Stored records:
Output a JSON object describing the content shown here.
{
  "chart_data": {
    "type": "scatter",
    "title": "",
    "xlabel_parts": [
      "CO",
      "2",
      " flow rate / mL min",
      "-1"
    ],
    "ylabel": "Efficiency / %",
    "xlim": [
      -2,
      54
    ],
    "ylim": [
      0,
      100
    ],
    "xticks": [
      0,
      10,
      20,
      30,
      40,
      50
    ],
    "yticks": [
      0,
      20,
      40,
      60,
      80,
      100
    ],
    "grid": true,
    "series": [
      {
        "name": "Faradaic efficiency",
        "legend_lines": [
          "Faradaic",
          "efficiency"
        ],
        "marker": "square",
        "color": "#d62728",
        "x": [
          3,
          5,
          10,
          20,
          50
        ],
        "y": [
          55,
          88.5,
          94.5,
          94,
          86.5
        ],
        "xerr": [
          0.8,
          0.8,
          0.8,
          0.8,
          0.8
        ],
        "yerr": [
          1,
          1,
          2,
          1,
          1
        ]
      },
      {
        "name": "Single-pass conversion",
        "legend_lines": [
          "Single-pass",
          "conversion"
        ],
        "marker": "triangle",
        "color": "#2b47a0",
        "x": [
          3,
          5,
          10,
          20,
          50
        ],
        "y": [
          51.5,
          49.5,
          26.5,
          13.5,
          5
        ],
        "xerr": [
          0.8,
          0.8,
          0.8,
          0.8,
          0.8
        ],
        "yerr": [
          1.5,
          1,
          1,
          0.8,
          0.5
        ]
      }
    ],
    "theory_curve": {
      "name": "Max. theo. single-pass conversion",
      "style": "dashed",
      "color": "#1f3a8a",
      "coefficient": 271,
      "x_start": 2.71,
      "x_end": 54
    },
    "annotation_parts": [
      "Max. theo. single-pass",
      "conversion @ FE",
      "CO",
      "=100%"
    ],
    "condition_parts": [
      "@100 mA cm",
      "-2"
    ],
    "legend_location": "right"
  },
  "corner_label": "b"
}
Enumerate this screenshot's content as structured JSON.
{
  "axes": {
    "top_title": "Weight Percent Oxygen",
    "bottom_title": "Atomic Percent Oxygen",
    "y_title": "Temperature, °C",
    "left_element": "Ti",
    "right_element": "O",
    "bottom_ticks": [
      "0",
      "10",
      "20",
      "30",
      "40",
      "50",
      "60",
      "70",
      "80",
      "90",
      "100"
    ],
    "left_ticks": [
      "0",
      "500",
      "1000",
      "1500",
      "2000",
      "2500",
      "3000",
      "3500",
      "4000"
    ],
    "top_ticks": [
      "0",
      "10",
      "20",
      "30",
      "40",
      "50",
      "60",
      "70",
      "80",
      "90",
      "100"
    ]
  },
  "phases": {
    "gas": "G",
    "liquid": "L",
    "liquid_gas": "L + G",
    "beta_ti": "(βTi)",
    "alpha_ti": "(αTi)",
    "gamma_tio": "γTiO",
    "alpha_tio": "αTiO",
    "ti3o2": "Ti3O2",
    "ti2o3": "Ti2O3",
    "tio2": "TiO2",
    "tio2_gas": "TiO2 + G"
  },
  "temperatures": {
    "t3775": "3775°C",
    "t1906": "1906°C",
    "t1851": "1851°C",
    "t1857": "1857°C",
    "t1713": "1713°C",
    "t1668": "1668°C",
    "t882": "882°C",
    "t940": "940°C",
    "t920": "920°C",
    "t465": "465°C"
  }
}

* **Stated goal**: Where a line contains "name", copy that line.

* **The result**:
        "name": "Faradaic efficiency",
        "name": "Single-pass conversion",
      "name": "Max. theo. single-pass conversion",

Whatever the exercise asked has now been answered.